■ AIM
Transcribe all the entries word for word, skipping the pictures.

>> Begin ENTRIES

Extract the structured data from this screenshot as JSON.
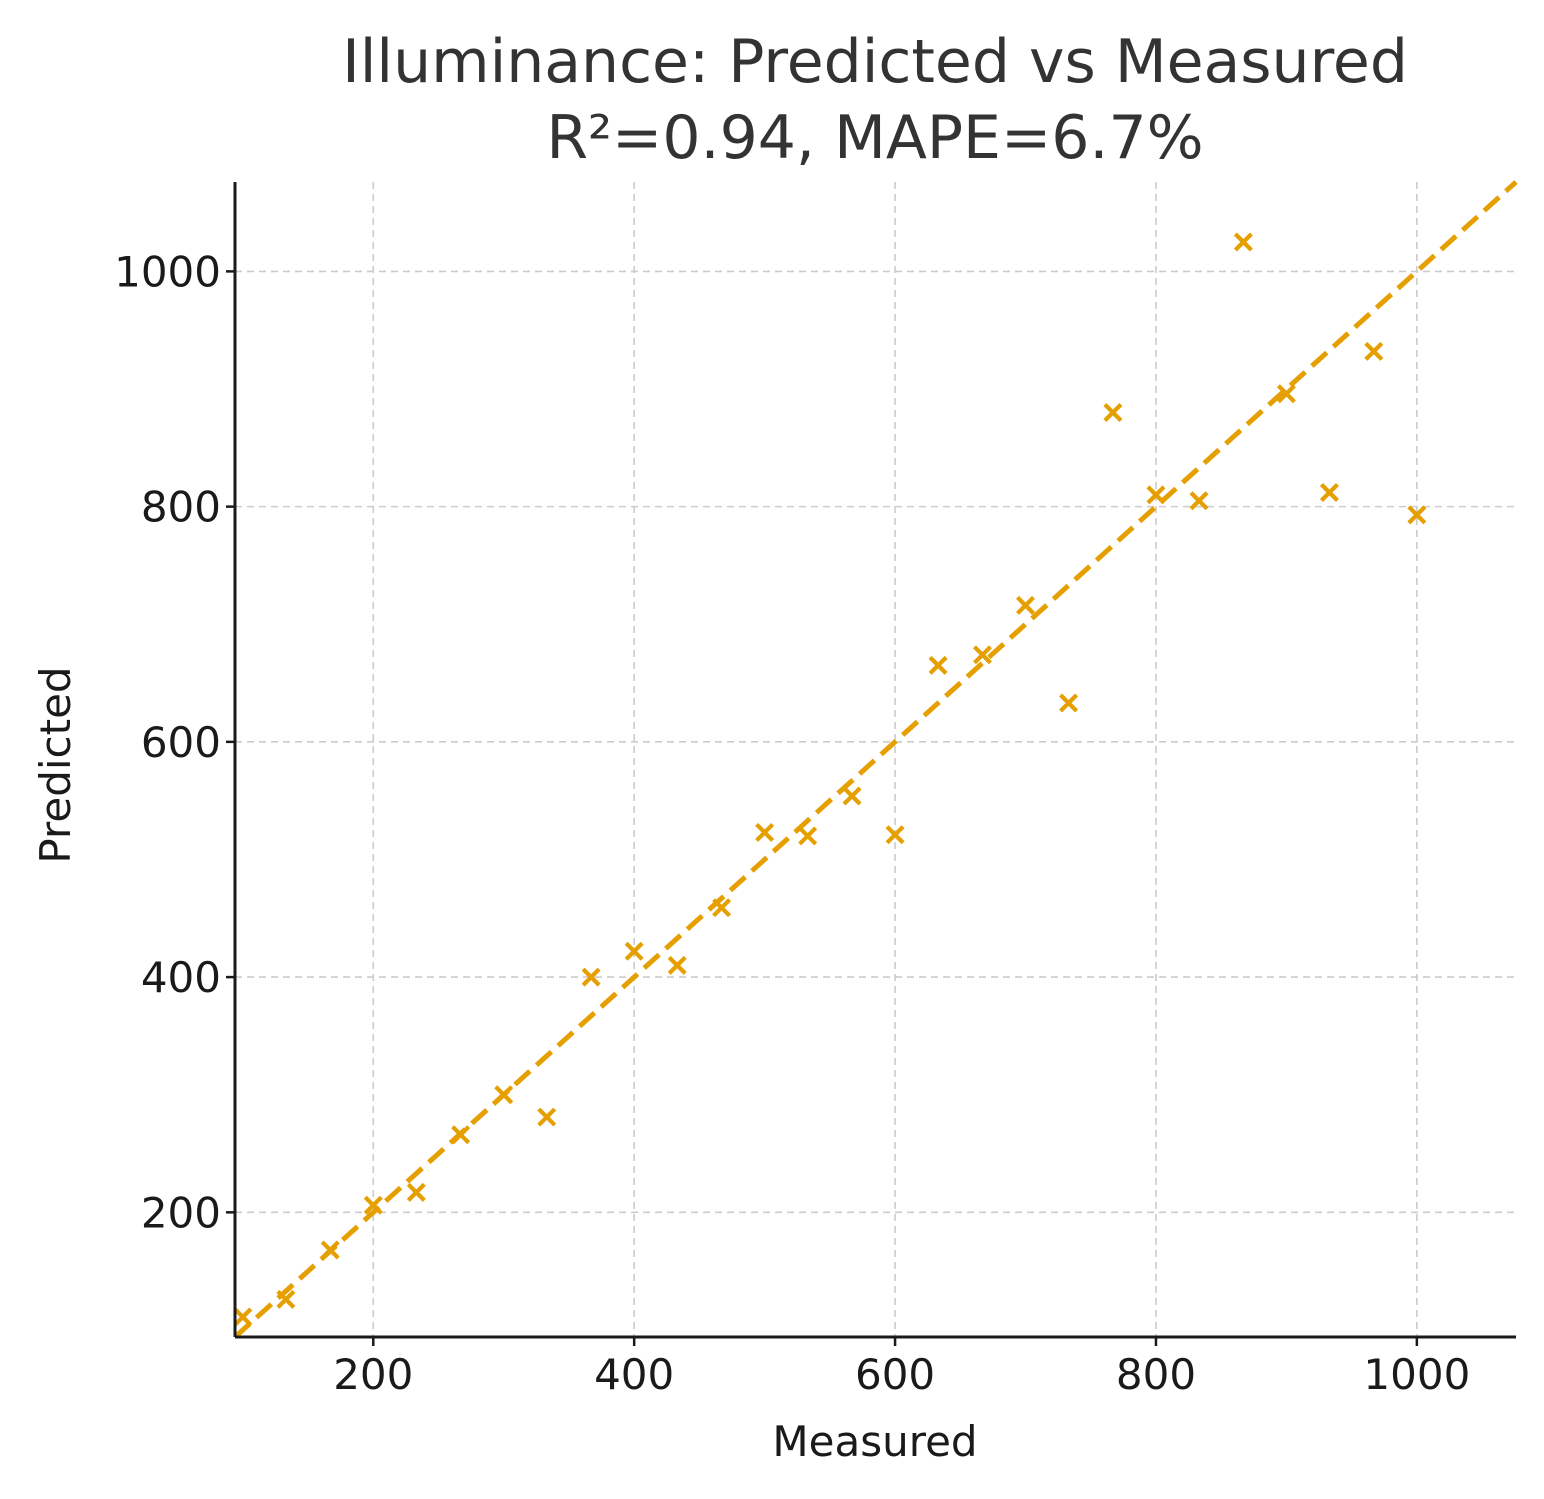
{
  "chart_data": {
    "type": "scatter",
    "title": "Illuminance: Predicted vs Measured",
    "subtitle": "R²=0.94, MAPE=6.7%",
    "xlabel": "Measured",
    "ylabel": "Predicted",
    "xlim": [
      94,
      1076
    ],
    "ylim": [
      94,
      1076
    ],
    "x_ticks": [
      200,
      400,
      600,
      800,
      1000
    ],
    "y_ticks": [
      200,
      400,
      600,
      800,
      1000
    ],
    "x_tick_labels": [
      "200",
      "400",
      "600",
      "800",
      "1000"
    ],
    "y_tick_labels": [
      "200",
      "400",
      "600",
      "800",
      "1000"
    ],
    "grid": true,
    "legend": "none",
    "marker": "x",
    "color": "#E69F00",
    "reference_line": {
      "style": "dashed",
      "from": [
        94,
        94
      ],
      "to": [
        1076,
        1076
      ]
    },
    "points": [
      {
        "x": 100,
        "y": 111
      },
      {
        "x": 133,
        "y": 126
      },
      {
        "x": 167,
        "y": 168
      },
      {
        "x": 200,
        "y": 206
      },
      {
        "x": 233,
        "y": 217
      },
      {
        "x": 267,
        "y": 266
      },
      {
        "x": 300,
        "y": 300
      },
      {
        "x": 333,
        "y": 281
      },
      {
        "x": 367,
        "y": 400
      },
      {
        "x": 400,
        "y": 422
      },
      {
        "x": 433,
        "y": 410
      },
      {
        "x": 467,
        "y": 459
      },
      {
        "x": 500,
        "y": 523
      },
      {
        "x": 533,
        "y": 520
      },
      {
        "x": 567,
        "y": 554
      },
      {
        "x": 600,
        "y": 521
      },
      {
        "x": 633,
        "y": 665
      },
      {
        "x": 667,
        "y": 674
      },
      {
        "x": 700,
        "y": 716
      },
      {
        "x": 733,
        "y": 633
      },
      {
        "x": 767,
        "y": 880
      },
      {
        "x": 800,
        "y": 810
      },
      {
        "x": 833,
        "y": 805
      },
      {
        "x": 867,
        "y": 1025
      },
      {
        "x": 900,
        "y": 896
      },
      {
        "x": 933,
        "y": 812
      },
      {
        "x": 967,
        "y": 932
      },
      {
        "x": 1000,
        "y": 793
      }
    ]
  }
}
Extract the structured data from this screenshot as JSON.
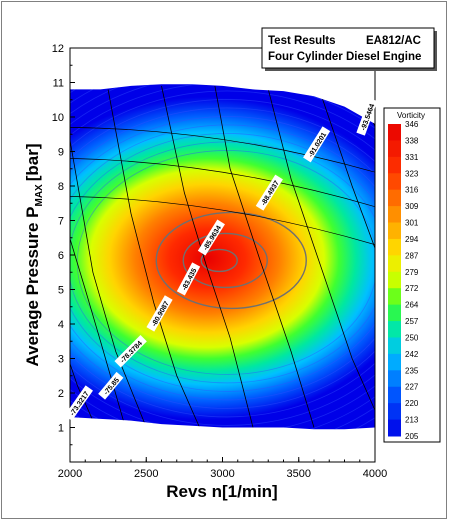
{
  "title": {
    "line1_left": "Test Results",
    "line1_right": "EA812/AC",
    "line2": "Four Cylinder Diesel Engine"
  },
  "chart_data": {
    "type": "heatmap",
    "xlabel": "Revs n[1/min]",
    "ylabel": "Average Pressure P",
    "ylabel_sub": "MAX",
    "ylabel_unit": "[bar]",
    "xlim": [
      2000,
      4000
    ],
    "ylim": [
      0,
      12
    ],
    "x_ticks": [
      2000,
      2500,
      3000,
      3500,
      4000
    ],
    "y_ticks": [
      1,
      2,
      3,
      4,
      5,
      6,
      7,
      8,
      9,
      10,
      11,
      12
    ],
    "colorbar_title": "Vorticity",
    "colorbar_levels": [
      346,
      338,
      331,
      323,
      316,
      309,
      301,
      294,
      287,
      279,
      272,
      264,
      257,
      250,
      242,
      235,
      227,
      220,
      213,
      205
    ],
    "peak": {
      "x": 2900,
      "y": 5.9,
      "value": 346
    },
    "iso_labels": [
      "-93.5464",
      "-91.0201",
      "-88.4937",
      "-85.9634",
      "-83.435",
      "-80.9087",
      "-78.3784",
      "-75.85",
      "-73.3217"
    ],
    "colors": {
      "high": "#e80000",
      "mid": "#ffff00",
      "low": "#0000ff"
    }
  }
}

>> End ENTRIES

■ RESULT
Extract the structured data from this screenshot as JSON.
{
  "chart_data": {
    "type": "scatter",
    "title": "Illuminance: Predicted vs Measured",
    "subtitle": "R²=0.94, MAPE=6.7%",
    "xlabel": "Measured",
    "ylabel": "Predicted",
    "xlim": [
      94,
      1076
    ],
    "ylim": [
      94,
      1076
    ],
    "x_ticks": [
      200,
      400,
      600,
      800,
      1000
    ],
    "y_ticks": [
      200,
      400,
      600,
      800,
      1000
    ],
    "x_tick_labels": [
      "200",
      "400",
      "600",
      "800",
      "1000"
    ],
    "y_tick_labels": [
      "200",
      "400",
      "600",
      "800",
      "1000"
    ],
    "grid": true,
    "legend": "none",
    "marker": "x",
    "color": "#E69F00",
    "reference_line": {
      "style": "dashed",
      "from": [
        94,
        94
      ],
      "to": [
        1076,
        1076
      ]
    },
    "points": [
      {
        "x": 100,
        "y": 111
      },
      {
        "x": 133,
        "y": 126
      },
      {
        "x": 167,
        "y": 168
      },
      {
        "x": 200,
        "y": 206
      },
      {
        "x": 233,
        "y": 217
      },
      {
        "x": 267,
        "y": 266
      },
      {
        "x": 300,
        "y": 300
      },
      {
        "x": 333,
        "y": 281
      },
      {
        "x": 367,
        "y": 400
      },
      {
        "x": 400,
        "y": 422
      },
      {
        "x": 433,
        "y": 410
      },
      {
        "x": 467,
        "y": 459
      },
      {
        "x": 500,
        "y": 523
      },
      {
        "x": 533,
        "y": 520
      },
      {
        "x": 567,
        "y": 554
      },
      {
        "x": 600,
        "y": 521
      },
      {
        "x": 633,
        "y": 665
      },
      {
        "x": 667,
        "y": 674
      },
      {
        "x": 700,
        "y": 716
      },
      {
        "x": 733,
        "y": 633
      },
      {
        "x": 767,
        "y": 880
      },
      {
        "x": 800,
        "y": 810
      },
      {
        "x": 833,
        "y": 805
      },
      {
        "x": 867,
        "y": 1025
      },
      {
        "x": 900,
        "y": 896
      },
      {
        "x": 933,
        "y": 812
      },
      {
        "x": 967,
        "y": 932
      },
      {
        "x": 1000,
        "y": 793
      }
    ]
  }
}
Extract the structured data from this screenshot as JSON.
{
  "title": {
    "line1_left": "Test Results",
    "line1_right": "EA812/AC",
    "line2": "Four Cylinder Diesel Engine"
  },
  "chart_data": {
    "type": "heatmap",
    "xlabel": "Revs n[1/min]",
    "ylabel": "Average Pressure P",
    "ylabel_sub": "MAX",
    "ylabel_unit": "[bar]",
    "xlim": [
      2000,
      4000
    ],
    "ylim": [
      0,
      12
    ],
    "x_ticks": [
      2000,
      2500,
      3000,
      3500,
      4000
    ],
    "y_ticks": [
      1,
      2,
      3,
      4,
      5,
      6,
      7,
      8,
      9,
      10,
      11,
      12
    ],
    "colorbar_title": "Vorticity",
    "colorbar_levels": [
      346,
      338,
      331,
      323,
      316,
      309,
      301,
      294,
      287,
      279,
      272,
      264,
      257,
      250,
      242,
      235,
      227,
      220,
      213,
      205
    ],
    "peak": {
      "x": 2900,
      "y": 5.9,
      "value": 346
    },
    "iso_labels": [
      "-93.5464",
      "-91.0201",
      "-88.4937",
      "-85.9634",
      "-83.435",
      "-80.9087",
      "-78.3784",
      "-75.85",
      "-73.3217"
    ],
    "colors": {
      "high": "#e80000",
      "mid": "#ffff00",
      "low": "#0000ff"
    }
  }
}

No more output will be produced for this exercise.